TASK INSTRUCTIONS:
In the records below, find each line with the word "dashboard" and copy it.

Dataset records:
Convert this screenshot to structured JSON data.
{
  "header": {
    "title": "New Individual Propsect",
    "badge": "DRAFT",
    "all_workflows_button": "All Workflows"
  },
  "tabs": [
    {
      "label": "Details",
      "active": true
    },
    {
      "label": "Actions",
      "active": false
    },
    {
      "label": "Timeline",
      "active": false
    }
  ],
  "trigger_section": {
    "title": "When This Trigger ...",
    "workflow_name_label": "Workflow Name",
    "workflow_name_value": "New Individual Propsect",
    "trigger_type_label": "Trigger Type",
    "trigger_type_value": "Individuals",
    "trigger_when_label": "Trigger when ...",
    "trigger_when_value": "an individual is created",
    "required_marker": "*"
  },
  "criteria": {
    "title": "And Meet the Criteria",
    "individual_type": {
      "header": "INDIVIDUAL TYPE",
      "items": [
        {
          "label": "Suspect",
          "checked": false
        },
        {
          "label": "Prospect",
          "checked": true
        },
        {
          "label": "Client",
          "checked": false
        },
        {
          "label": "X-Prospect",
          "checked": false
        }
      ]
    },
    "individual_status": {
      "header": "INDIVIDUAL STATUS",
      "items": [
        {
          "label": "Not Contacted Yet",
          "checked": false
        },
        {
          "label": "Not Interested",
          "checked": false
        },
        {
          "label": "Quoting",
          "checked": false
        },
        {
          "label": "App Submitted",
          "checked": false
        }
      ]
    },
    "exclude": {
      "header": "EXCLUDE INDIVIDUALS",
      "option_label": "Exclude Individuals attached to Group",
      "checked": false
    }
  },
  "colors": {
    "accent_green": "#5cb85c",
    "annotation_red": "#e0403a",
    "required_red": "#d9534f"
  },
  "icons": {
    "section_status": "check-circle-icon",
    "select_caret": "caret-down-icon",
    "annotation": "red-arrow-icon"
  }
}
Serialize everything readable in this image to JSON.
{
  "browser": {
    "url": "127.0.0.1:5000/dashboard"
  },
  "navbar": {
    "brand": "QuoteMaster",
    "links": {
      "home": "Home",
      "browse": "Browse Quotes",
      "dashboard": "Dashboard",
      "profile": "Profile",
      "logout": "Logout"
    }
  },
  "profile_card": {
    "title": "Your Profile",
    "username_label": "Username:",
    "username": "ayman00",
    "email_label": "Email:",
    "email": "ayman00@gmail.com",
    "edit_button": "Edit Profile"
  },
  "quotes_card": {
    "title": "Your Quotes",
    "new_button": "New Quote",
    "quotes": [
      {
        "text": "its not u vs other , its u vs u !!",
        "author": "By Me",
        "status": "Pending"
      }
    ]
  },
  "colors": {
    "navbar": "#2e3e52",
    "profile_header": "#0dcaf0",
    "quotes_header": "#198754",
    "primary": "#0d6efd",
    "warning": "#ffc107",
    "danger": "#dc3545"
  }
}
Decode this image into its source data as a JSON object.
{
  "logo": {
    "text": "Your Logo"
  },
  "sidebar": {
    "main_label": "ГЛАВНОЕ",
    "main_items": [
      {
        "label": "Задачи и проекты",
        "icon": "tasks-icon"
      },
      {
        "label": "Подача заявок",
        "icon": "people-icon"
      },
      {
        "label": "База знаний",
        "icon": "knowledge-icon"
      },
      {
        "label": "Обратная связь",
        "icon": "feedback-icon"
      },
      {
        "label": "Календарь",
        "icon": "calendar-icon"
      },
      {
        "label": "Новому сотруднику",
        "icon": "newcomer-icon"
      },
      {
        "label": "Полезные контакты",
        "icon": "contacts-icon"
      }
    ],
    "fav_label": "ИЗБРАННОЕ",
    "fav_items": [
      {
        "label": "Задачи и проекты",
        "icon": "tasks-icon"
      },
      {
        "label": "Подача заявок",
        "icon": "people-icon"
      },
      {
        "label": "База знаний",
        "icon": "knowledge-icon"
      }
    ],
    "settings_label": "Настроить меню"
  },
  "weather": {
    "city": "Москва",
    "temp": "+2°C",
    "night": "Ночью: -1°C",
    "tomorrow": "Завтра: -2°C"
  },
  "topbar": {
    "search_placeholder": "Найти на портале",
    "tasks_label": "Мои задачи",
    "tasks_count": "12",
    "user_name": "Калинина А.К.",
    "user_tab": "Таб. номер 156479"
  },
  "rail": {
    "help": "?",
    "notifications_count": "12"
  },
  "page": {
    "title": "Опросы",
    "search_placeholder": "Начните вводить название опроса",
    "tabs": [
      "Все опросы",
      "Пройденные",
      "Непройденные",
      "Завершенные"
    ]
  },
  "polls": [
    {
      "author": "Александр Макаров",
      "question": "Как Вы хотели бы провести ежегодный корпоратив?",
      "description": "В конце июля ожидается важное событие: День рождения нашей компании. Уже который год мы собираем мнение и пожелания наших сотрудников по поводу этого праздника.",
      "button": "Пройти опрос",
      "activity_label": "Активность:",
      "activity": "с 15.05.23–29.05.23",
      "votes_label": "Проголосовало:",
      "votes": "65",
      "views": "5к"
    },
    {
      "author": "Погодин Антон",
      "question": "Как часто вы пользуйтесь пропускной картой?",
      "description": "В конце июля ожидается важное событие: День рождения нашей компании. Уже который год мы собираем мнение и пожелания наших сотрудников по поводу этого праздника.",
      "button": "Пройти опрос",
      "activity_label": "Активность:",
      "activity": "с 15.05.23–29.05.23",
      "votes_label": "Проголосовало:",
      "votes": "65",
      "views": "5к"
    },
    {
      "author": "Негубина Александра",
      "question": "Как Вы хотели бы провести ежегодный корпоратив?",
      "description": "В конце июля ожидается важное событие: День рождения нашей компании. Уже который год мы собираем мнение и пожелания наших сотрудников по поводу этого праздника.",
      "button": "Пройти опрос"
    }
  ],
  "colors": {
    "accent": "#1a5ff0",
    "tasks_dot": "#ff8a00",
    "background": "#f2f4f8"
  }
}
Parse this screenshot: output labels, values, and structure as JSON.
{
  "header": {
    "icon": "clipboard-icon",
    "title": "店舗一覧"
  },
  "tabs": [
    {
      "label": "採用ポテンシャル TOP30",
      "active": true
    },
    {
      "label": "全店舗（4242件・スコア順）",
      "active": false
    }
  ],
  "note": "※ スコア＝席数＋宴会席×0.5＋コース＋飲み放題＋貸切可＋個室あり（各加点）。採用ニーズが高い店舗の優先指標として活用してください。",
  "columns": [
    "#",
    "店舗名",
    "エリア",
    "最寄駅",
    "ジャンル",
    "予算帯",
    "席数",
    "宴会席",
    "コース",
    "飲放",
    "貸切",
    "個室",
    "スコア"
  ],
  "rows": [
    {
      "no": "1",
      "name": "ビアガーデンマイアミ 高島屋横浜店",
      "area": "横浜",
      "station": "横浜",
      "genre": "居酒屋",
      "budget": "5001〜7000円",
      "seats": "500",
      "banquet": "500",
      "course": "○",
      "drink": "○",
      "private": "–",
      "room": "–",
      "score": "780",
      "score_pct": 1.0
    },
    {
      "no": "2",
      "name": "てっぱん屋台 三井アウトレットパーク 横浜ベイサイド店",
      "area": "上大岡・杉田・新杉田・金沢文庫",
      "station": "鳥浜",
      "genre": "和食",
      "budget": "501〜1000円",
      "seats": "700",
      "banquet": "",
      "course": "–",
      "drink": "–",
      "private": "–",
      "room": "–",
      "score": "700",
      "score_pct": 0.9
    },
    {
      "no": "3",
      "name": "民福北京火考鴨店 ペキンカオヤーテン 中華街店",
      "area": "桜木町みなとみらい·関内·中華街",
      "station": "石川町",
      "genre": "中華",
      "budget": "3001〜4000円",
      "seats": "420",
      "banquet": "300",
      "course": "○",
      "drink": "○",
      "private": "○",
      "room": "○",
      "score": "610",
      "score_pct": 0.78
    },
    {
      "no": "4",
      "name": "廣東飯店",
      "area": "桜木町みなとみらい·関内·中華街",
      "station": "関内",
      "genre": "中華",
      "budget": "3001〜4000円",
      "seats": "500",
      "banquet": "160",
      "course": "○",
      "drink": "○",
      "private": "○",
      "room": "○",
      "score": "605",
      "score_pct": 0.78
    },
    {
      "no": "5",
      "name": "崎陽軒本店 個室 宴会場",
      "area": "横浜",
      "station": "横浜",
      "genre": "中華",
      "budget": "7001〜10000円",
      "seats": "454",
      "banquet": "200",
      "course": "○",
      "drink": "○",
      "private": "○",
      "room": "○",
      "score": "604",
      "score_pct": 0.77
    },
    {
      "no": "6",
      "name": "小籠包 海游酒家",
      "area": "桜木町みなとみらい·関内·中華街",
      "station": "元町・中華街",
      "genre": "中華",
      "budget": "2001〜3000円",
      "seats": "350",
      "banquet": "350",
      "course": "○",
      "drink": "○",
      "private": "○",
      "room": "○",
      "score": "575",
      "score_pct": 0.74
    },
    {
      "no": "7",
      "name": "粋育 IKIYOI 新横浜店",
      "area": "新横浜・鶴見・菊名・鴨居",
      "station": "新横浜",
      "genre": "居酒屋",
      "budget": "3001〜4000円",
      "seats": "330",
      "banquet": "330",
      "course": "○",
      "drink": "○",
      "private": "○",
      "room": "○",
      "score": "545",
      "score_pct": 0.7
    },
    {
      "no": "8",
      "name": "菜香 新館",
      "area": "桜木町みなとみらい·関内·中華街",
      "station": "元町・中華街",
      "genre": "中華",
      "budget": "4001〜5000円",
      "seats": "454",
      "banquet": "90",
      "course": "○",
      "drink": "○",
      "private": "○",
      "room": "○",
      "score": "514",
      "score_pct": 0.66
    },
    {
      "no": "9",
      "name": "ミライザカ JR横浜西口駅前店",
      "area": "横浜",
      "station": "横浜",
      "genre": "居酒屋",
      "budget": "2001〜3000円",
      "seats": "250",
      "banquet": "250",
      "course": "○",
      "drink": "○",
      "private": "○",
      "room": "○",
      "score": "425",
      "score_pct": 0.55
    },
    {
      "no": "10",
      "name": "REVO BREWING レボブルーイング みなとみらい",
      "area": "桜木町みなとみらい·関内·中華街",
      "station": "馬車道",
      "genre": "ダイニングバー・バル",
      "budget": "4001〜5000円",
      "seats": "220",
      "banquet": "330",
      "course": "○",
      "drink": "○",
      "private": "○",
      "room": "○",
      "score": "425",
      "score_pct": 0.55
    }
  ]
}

CORRECT ANSWER:
    "url": "127.0.0.1:5000/dashboard"
      "dashboard": "Dashboard",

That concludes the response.